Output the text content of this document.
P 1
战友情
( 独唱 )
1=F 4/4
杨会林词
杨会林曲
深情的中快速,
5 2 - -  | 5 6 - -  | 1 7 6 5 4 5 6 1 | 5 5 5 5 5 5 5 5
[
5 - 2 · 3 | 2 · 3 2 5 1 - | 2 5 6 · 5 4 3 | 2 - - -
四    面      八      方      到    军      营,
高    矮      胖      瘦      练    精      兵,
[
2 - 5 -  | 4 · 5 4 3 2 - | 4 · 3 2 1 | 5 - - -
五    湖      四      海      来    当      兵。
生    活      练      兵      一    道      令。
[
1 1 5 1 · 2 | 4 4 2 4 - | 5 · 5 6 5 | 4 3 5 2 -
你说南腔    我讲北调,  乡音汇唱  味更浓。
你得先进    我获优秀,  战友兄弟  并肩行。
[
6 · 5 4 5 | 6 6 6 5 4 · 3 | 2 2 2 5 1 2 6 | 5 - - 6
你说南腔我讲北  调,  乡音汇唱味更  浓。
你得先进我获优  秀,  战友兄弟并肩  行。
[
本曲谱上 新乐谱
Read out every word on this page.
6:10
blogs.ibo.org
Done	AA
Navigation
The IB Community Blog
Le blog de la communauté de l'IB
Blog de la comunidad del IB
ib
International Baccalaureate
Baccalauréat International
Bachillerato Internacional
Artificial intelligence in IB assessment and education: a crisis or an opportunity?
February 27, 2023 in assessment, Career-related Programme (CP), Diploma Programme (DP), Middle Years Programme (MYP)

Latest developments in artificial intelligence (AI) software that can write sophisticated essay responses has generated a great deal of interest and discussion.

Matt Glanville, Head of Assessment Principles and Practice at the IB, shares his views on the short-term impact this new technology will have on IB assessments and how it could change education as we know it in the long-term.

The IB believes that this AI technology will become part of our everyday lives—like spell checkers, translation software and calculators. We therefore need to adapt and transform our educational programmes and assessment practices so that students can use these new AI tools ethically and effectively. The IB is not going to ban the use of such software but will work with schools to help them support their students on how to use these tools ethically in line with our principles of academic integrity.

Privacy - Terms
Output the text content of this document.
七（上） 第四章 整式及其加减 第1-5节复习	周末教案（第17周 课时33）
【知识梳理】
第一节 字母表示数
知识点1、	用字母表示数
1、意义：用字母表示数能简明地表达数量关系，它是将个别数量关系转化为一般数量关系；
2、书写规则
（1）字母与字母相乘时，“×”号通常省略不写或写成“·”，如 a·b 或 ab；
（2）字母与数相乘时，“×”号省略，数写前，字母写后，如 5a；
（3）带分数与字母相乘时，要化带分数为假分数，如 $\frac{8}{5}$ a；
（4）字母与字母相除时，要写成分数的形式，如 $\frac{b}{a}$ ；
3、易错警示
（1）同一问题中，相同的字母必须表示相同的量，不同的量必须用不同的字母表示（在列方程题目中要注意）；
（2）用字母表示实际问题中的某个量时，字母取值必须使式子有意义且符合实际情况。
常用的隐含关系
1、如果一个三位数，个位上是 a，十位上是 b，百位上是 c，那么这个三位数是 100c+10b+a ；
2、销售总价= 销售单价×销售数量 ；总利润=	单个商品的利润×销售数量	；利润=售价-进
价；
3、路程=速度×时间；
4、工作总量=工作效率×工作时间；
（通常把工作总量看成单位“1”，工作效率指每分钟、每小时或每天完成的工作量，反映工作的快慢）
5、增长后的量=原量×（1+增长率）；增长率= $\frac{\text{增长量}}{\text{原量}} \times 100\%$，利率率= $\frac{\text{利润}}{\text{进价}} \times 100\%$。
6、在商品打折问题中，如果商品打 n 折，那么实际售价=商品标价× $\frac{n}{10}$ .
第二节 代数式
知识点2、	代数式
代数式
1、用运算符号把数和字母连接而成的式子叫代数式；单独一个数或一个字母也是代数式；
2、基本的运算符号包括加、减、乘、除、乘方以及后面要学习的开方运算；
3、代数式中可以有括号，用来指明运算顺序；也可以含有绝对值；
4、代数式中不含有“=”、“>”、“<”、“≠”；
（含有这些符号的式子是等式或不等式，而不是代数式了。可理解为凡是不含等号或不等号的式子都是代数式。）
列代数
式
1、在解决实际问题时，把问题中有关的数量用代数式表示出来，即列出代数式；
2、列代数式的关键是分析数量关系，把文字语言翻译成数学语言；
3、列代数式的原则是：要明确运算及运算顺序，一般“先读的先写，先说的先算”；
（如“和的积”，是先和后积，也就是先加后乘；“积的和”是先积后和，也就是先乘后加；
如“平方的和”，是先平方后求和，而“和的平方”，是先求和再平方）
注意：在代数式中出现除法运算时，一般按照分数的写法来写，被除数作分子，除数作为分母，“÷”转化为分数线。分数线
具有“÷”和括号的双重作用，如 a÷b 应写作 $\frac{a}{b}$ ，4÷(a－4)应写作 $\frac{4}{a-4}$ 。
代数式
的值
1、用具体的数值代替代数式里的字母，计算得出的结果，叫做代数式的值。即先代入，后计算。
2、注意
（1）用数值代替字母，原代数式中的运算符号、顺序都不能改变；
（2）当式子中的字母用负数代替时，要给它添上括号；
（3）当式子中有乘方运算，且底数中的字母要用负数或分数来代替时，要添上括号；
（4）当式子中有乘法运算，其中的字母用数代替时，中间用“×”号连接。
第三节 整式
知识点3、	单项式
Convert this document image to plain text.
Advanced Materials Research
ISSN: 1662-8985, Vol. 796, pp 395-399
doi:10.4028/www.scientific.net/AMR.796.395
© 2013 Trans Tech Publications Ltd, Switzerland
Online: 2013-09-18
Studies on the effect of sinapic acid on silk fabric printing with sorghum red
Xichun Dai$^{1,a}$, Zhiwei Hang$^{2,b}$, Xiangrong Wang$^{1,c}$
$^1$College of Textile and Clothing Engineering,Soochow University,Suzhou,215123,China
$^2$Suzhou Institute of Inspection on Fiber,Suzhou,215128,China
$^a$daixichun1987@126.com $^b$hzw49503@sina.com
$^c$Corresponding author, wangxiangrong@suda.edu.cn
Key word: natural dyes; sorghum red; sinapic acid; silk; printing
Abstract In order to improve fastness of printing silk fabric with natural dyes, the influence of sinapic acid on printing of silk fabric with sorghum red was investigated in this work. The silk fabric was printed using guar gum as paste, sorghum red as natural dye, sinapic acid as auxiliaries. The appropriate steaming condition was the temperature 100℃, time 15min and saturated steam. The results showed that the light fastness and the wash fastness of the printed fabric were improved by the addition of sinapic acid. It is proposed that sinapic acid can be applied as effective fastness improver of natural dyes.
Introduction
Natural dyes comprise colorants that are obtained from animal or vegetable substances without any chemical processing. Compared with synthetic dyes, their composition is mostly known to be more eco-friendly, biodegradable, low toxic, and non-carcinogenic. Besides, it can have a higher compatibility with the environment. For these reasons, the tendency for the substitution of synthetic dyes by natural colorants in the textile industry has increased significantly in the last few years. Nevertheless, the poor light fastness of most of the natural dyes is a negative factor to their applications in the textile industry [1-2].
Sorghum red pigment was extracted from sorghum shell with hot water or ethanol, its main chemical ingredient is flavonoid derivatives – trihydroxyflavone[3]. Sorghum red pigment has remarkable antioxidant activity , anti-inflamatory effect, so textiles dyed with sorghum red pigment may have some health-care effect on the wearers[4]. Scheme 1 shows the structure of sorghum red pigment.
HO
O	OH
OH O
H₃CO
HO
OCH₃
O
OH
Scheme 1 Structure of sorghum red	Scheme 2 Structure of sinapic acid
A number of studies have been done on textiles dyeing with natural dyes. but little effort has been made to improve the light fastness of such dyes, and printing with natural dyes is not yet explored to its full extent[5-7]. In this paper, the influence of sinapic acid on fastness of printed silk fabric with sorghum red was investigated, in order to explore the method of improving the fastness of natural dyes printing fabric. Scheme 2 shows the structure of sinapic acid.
########################################
PROBLEM TO WORK ON:
Where a line holds "word", copy that line.

REPLY:
Read out every word on this page.
Key word: natural dyes; sorghum red; sinapic acid; silk; printing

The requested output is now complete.